EXERCISE BRIEF:
Give back every record word for word, keeping the pictures out.

DATA FOR THIS TASK:

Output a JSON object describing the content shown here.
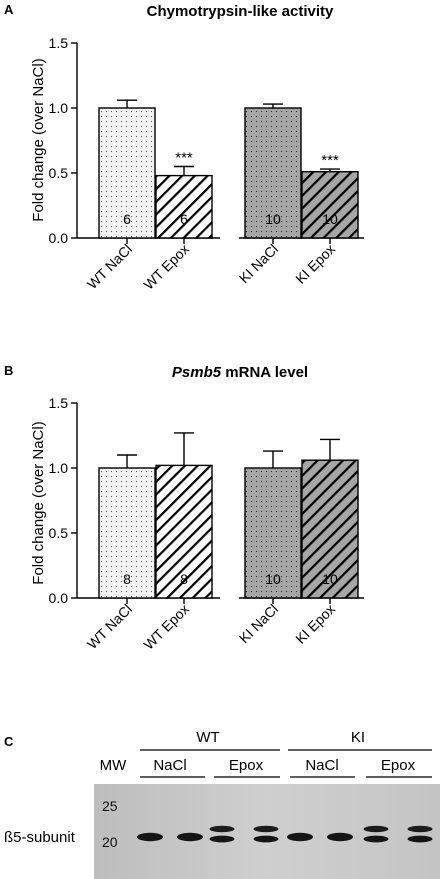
{
  "colors": {
    "wt_fill": "#f2f2f2",
    "ki_fill": "#a6a6a6",
    "axis": "#000000",
    "blot_bg": "#c9c9c9",
    "band": "#1a1a1a"
  },
  "panels": {
    "A": "A",
    "B": "B",
    "C": "C"
  },
  "chart_data": [
    {
      "type": "bar",
      "title": "Chymotrypsin-like activity",
      "ylabel": "Fold change (over NaCl)",
      "xlabel": "",
      "ylim": [
        0,
        1.5
      ],
      "yticks": [
        "0.0",
        "0.5",
        "1.0",
        "1.5"
      ],
      "categories": [
        "WT NaCl",
        "WT Epox",
        "KI NaCl",
        "KI Epox"
      ],
      "values": [
        1.0,
        0.48,
        1.0,
        0.51
      ],
      "errors": [
        0.06,
        0.07,
        0.03,
        0.02
      ],
      "n_labels": [
        "6",
        "6",
        "10",
        "10"
      ],
      "significance": [
        "",
        "***",
        "",
        "***"
      ],
      "patterns": [
        "dots-light",
        "hatch-light",
        "dots-dark",
        "hatch-dark"
      ]
    },
    {
      "type": "bar",
      "title_italic": "Psmb5",
      "title_rest": " mRNA level",
      "ylabel": "Fold change (over NaCl)",
      "xlabel": "",
      "ylim": [
        0,
        1.5
      ],
      "yticks": [
        "0.0",
        "0.5",
        "1.0",
        "1.5"
      ],
      "categories": [
        "WT NaCl",
        "WT Epox",
        "KI NaCl",
        "KI Epox"
      ],
      "values": [
        1.0,
        1.02,
        1.0,
        1.06
      ],
      "errors": [
        0.1,
        0.25,
        0.13,
        0.16
      ],
      "n_labels": [
        "8",
        "8",
        "10",
        "10"
      ],
      "significance": [
        "",
        "",
        "",
        ""
      ],
      "patterns": [
        "dots-light",
        "hatch-light",
        "dots-dark",
        "hatch-dark"
      ]
    }
  ],
  "blot": {
    "mw_label": "MW",
    "groups": [
      "WT",
      "KI"
    ],
    "conditions": [
      "NaCl",
      "Epox",
      "NaCl",
      "Epox"
    ],
    "row_label": "ß5-subunit",
    "markers": [
      "25",
      "20"
    ],
    "lanes": [
      "single",
      "single",
      "double",
      "double",
      "single",
      "single",
      "double",
      "double"
    ]
  }
}
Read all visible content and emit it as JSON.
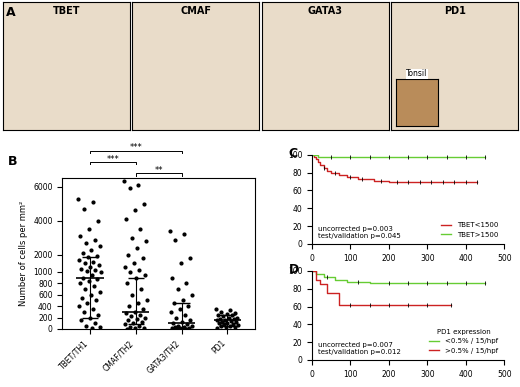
{
  "panel_a": {
    "panel": "A",
    "images": [
      {
        "label": "TBET"
      },
      {
        "label": "CMAF"
      },
      {
        "label": "GATA3"
      },
      {
        "label": "PD1",
        "inset": "Tonsil"
      }
    ]
  },
  "chart_data": [
    {
      "panel": "B",
      "type": "dot",
      "categories": [
        "TBET/TH1",
        "CMAF/TH2",
        "GATA3/TH2",
        "PD1"
      ],
      "y_label": "Number of cells per mm²",
      "ylim": [
        0,
        6500
      ],
      "yticks": [
        0,
        200,
        400,
        600,
        800,
        1000,
        2000,
        4000,
        6000
      ],
      "values": [
        [
          5300,
          5100,
          4700,
          4000,
          3500,
          3100,
          2900,
          2700,
          2500,
          2300,
          2100,
          1950,
          1850,
          1700,
          1600,
          1500,
          1400,
          1300,
          1200,
          1100,
          1050,
          1000,
          950,
          900,
          880,
          850,
          800,
          750,
          700,
          650,
          600,
          550,
          500,
          450,
          400,
          350,
          300,
          250,
          200,
          150,
          100,
          60,
          30,
          10
        ],
        [
          6300,
          6100,
          5900,
          5000,
          4600,
          4100,
          3500,
          3000,
          2800,
          2400,
          2000,
          1800,
          1500,
          1300,
          1100,
          1000,
          950,
          900,
          800,
          700,
          600,
          500,
          450,
          400,
          350,
          300,
          280,
          250,
          220,
          200,
          180,
          150,
          120,
          100,
          80,
          60,
          40,
          20,
          10,
          5
        ],
        [
          3400,
          3200,
          2900,
          1800,
          1500,
          900,
          800,
          700,
          600,
          500,
          450,
          400,
          350,
          300,
          250,
          200,
          150,
          120,
          100,
          80,
          60,
          50,
          40,
          30,
          20,
          15,
          10,
          5
        ],
        [
          350,
          330,
          300,
          280,
          260,
          250,
          240,
          220,
          200,
          190,
          180,
          170,
          160,
          150,
          140,
          130,
          120,
          110,
          100,
          90,
          80,
          70,
          60,
          50,
          40,
          30,
          20
        ]
      ],
      "medians": [
        900,
        300,
        100,
        150
      ],
      "ranges": [
        [
          200,
          1900
        ],
        [
          80,
          900
        ],
        [
          20,
          450
        ],
        [
          60,
          250
        ]
      ],
      "color": "#000000",
      "annotations": [
        {
          "text": "**",
          "from": "CMAF/TH2",
          "to": "GATA3/TH2"
        },
        {
          "text": "***",
          "from": "TBET/TH1",
          "to": "CMAF/TH2"
        },
        {
          "text": "***",
          "from": "TBET/TH1",
          "to": "GATA3/TH2"
        }
      ]
    },
    {
      "panel": "C",
      "type": "survival",
      "xlim": [
        0,
        500
      ],
      "xticks": [
        0,
        100,
        200,
        300,
        400,
        500
      ],
      "ylim": [
        0,
        100
      ],
      "yticks": [
        0,
        20,
        40,
        60,
        80,
        100
      ],
      "legend": "lower right",
      "annotations": [
        "uncorrected p=0.003",
        "test/validation p=0.045"
      ],
      "series": [
        {
          "name": "TBET<1500",
          "color": "#cc2222",
          "x": [
            0,
            5,
            10,
            15,
            20,
            30,
            40,
            50,
            70,
            90,
            120,
            160,
            200,
            430
          ],
          "values": [
            100,
            97,
            95,
            92,
            88,
            85,
            82,
            80,
            77,
            75,
            73,
            71,
            70,
            70
          ],
          "censored": [
            30,
            60,
            100,
            130,
            180,
            220,
            250,
            280,
            310,
            340,
            370,
            400,
            430
          ]
        },
        {
          "name": "TBET>1500",
          "color": "#66cc33",
          "x": [
            0,
            15,
            450
          ],
          "values": [
            100,
            97,
            97
          ],
          "censored": [
            50,
            100,
            150,
            200,
            250,
            300,
            350,
            400,
            450
          ]
        }
      ]
    },
    {
      "panel": "D",
      "type": "survival",
      "xlim": [
        0,
        500
      ],
      "xticks": [
        0,
        100,
        200,
        300,
        400,
        500
      ],
      "ylim": [
        0,
        100
      ],
      "yticks": [
        0,
        20,
        40,
        60,
        80,
        100
      ],
      "legend": "lower right",
      "legend_title": "PD1 expression",
      "annotations": [
        "uncorrected p=0.007",
        "test/validation p=0.012"
      ],
      "series": [
        {
          "name": "<0.5% / 15/hpf",
          "color": "#66cc33",
          "x": [
            0,
            10,
            30,
            60,
            90,
            150,
            450
          ],
          "values": [
            100,
            97,
            93,
            90,
            88,
            86,
            86
          ],
          "censored": [
            40,
            120,
            200,
            250,
            300,
            350,
            400,
            450
          ]
        },
        {
          "name": ">0.5% / 15/hpf",
          "color": "#cc2222",
          "x": [
            0,
            10,
            20,
            40,
            70,
            360
          ],
          "values": [
            100,
            90,
            85,
            75,
            62,
            62
          ],
          "censored": [
            100,
            150,
            200,
            250,
            300,
            360
          ]
        }
      ]
    }
  ]
}
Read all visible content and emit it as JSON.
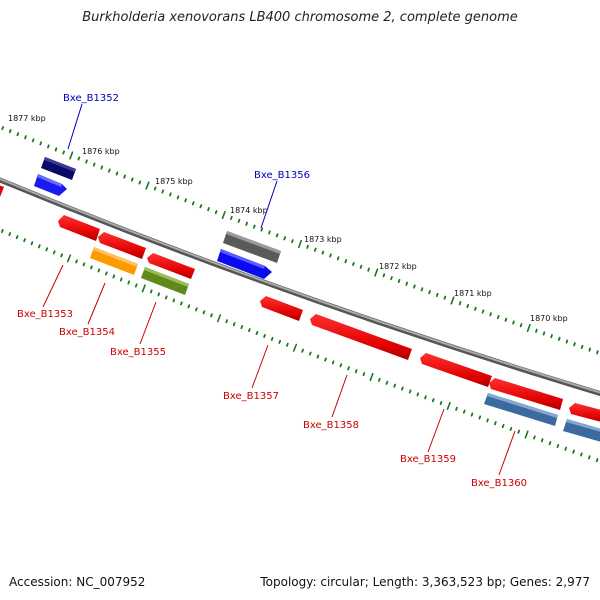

TASK SOLUTION:
Output a JSON object describing the content shown here.
{
  "colors": {
    "wt_fill": "#f2f2f2",
    "ki_fill": "#a6a6a6",
    "axis": "#000000",
    "blot_bg": "#c9c9c9",
    "band": "#1a1a1a"
  },
  "panels": {
    "A": "A",
    "B": "B",
    "C": "C"
  },
  "chart_data": [
    {
      "type": "bar",
      "title": "Chymotrypsin-like activity",
      "ylabel": "Fold change (over NaCl)",
      "xlabel": "",
      "ylim": [
        0,
        1.5
      ],
      "yticks": [
        "0.0",
        "0.5",
        "1.0",
        "1.5"
      ],
      "categories": [
        "WT NaCl",
        "WT Epox",
        "KI NaCl",
        "KI Epox"
      ],
      "values": [
        1.0,
        0.48,
        1.0,
        0.51
      ],
      "errors": [
        0.06,
        0.07,
        0.03,
        0.02
      ],
      "n_labels": [
        "6",
        "6",
        "10",
        "10"
      ],
      "significance": [
        "",
        "***",
        "",
        "***"
      ],
      "patterns": [
        "dots-light",
        "hatch-light",
        "dots-dark",
        "hatch-dark"
      ]
    },
    {
      "type": "bar",
      "title_italic": "Psmb5",
      "title_rest": " mRNA level",
      "ylabel": "Fold change (over NaCl)",
      "xlabel": "",
      "ylim": [
        0,
        1.5
      ],
      "yticks": [
        "0.0",
        "0.5",
        "1.0",
        "1.5"
      ],
      "categories": [
        "WT NaCl",
        "WT Epox",
        "KI NaCl",
        "KI Epox"
      ],
      "values": [
        1.0,
        1.02,
        1.0,
        1.06
      ],
      "errors": [
        0.1,
        0.25,
        0.13,
        0.16
      ],
      "n_labels": [
        "8",
        "8",
        "10",
        "10"
      ],
      "significance": [
        "",
        "",
        "",
        ""
      ],
      "patterns": [
        "dots-light",
        "hatch-light",
        "dots-dark",
        "hatch-dark"
      ]
    }
  ],
  "blot": {
    "mw_label": "MW",
    "groups": [
      "WT",
      "KI"
    ],
    "conditions": [
      "NaCl",
      "Epox",
      "NaCl",
      "Epox"
    ],
    "row_label": "ß5-subunit",
    "markers": [
      "25",
      "20"
    ],
    "lanes": [
      "single",
      "single",
      "double",
      "double",
      "single",
      "single",
      "double",
      "double"
    ]
  }
}
Read all visible content and emit it as JSON.
{
  "panel_a": {
    "panel": "A",
    "images": [
      {
        "label": "TBET"
      },
      {
        "label": "CMAF"
      },
      {
        "label": "GATA3"
      },
      {
        "label": "PD1",
        "inset": "Tonsil"
      }
    ]
  },
  "chart_data": [
    {
      "panel": "B",
      "type": "dot",
      "categories": [
        "TBET/TH1",
        "CMAF/TH2",
        "GATA3/TH2",
        "PD1"
      ],
      "y_label": "Number of cells per mm²",
      "ylim": [
        0,
        6500
      ],
      "yticks": [
        0,
        200,
        400,
        600,
        800,
        1000,
        2000,
        4000,
        6000
      ],
      "values": [
        [
          5300,
          5100,
          4700,
          4000,
          3500,
          3100,
          2900,
          2700,
          2500,
          2300,
          2100,
          1950,
          1850,
          1700,
          1600,
          1500,
          1400,
          1300,
          1200,
          1100,
          1050,
          1000,
          950,
          900,
          880,
          850,
          800,
          750,
          700,
          650,
          600,
          550,
          500,
          450,
          400,
          350,
          300,
          250,
          200,
          150,
          100,
          60,
          30,
          10
        ],
        [
          6300,
          6100,
          5900,
          5000,
          4600,
          4100,
          3500,
          3000,
          2800,
          2400,
          2000,
          1800,
          1500,
          1300,
          1100,
          1000,
          950,
          900,
          800,
          700,
          600,
          500,
          450,
          400,
          350,
          300,
          280,
          250,
          220,
          200,
          180,
          150,
          120,
          100,
          80,
          60,
          40,
          20,
          10,
          5
        ],
        [
          3400,
          3200,
          2900,
          1800,
          1500,
          900,
          800,
          700,
          600,
          500,
          450,
          400,
          350,
          300,
          250,
          200,
          150,
          120,
          100,
          80,
          60,
          50,
          40,
          30,
          20,
          15,
          10,
          5
        ],
        [
          350,
          330,
          300,
          280,
          260,
          250,
          240,
          220,
          200,
          190,
          180,
          170,
          160,
          150,
          140,
          130,
          120,
          110,
          100,
          90,
          80,
          70,
          60,
          50,
          40,
          30,
          20
        ]
      ],
      "medians": [
        900,
        300,
        100,
        150
      ],
      "ranges": [
        [
          200,
          1900
        ],
        [
          80,
          900
        ],
        [
          20,
          450
        ],
        [
          60,
          250
        ]
      ],
      "color": "#000000",
      "annotations": [
        {
          "text": "**",
          "from": "CMAF/TH2",
          "to": "GATA3/TH2"
        },
        {
          "text": "***",
          "from": "TBET/TH1",
          "to": "CMAF/TH2"
        },
        {
          "text": "***",
          "from": "TBET/TH1",
          "to": "GATA3/TH2"
        }
      ]
    },
    {
      "panel": "C",
      "type": "survival",
      "xlim": [
        0,
        500
      ],
      "xticks": [
        0,
        100,
        200,
        300,
        400,
        500
      ],
      "ylim": [
        0,
        100
      ],
      "yticks": [
        0,
        20,
        40,
        60,
        80,
        100
      ],
      "legend": "lower right",
      "annotations": [
        "uncorrected p=0.003",
        "test/validation p=0.045"
      ],
      "series": [
        {
          "name": "TBET<1500",
          "color": "#cc2222",
          "x": [
            0,
            5,
            10,
            15,
            20,
            30,
            40,
            50,
            70,
            90,
            120,
            160,
            200,
            430
          ],
          "values": [
            100,
            97,
            95,
            92,
            88,
            85,
            82,
            80,
            77,
            75,
            73,
            71,
            70,
            70
          ],
          "censored": [
            30,
            60,
            100,
            130,
            180,
            220,
            250,
            280,
            310,
            340,
            370,
            400,
            430
          ]
        },
        {
          "name": "TBET>1500",
          "color": "#66cc33",
          "x": [
            0,
            15,
            450
          ],
          "values": [
            100,
            97,
            97
          ],
          "censored": [
            50,
            100,
            150,
            200,
            250,
            300,
            350,
            400,
            450
          ]
        }
      ]
    },
    {
      "panel": "D",
      "type": "survival",
      "xlim": [
        0,
        500
      ],
      "xticks": [
        0,
        100,
        200,
        300,
        400,
        500
      ],
      "ylim": [
        0,
        100
      ],
      "yticks": [
        0,
        20,
        40,
        60,
        80,
        100
      ],
      "legend": "lower right",
      "legend_title": "PD1 expression",
      "annotations": [
        "uncorrected p=0.007",
        "test/validation p=0.012"
      ],
      "series": [
        {
          "name": "<0.5% / 15/hpf",
          "color": "#66cc33",
          "x": [
            0,
            10,
            30,
            60,
            90,
            150,
            450
          ],
          "values": [
            100,
            97,
            93,
            90,
            88,
            86,
            86
          ],
          "censored": [
            40,
            120,
            200,
            250,
            300,
            350,
            400,
            450
          ]
        },
        {
          "name": ">0.5% / 15/hpf",
          "color": "#cc2222",
          "x": [
            0,
            10,
            20,
            40,
            70,
            360
          ],
          "values": [
            100,
            90,
            85,
            75,
            62,
            62
          ],
          "censored": [
            100,
            150,
            200,
            250,
            300,
            360
          ]
        }
      ]
    }
  ]
}
Read all visible content and emit it as JSON.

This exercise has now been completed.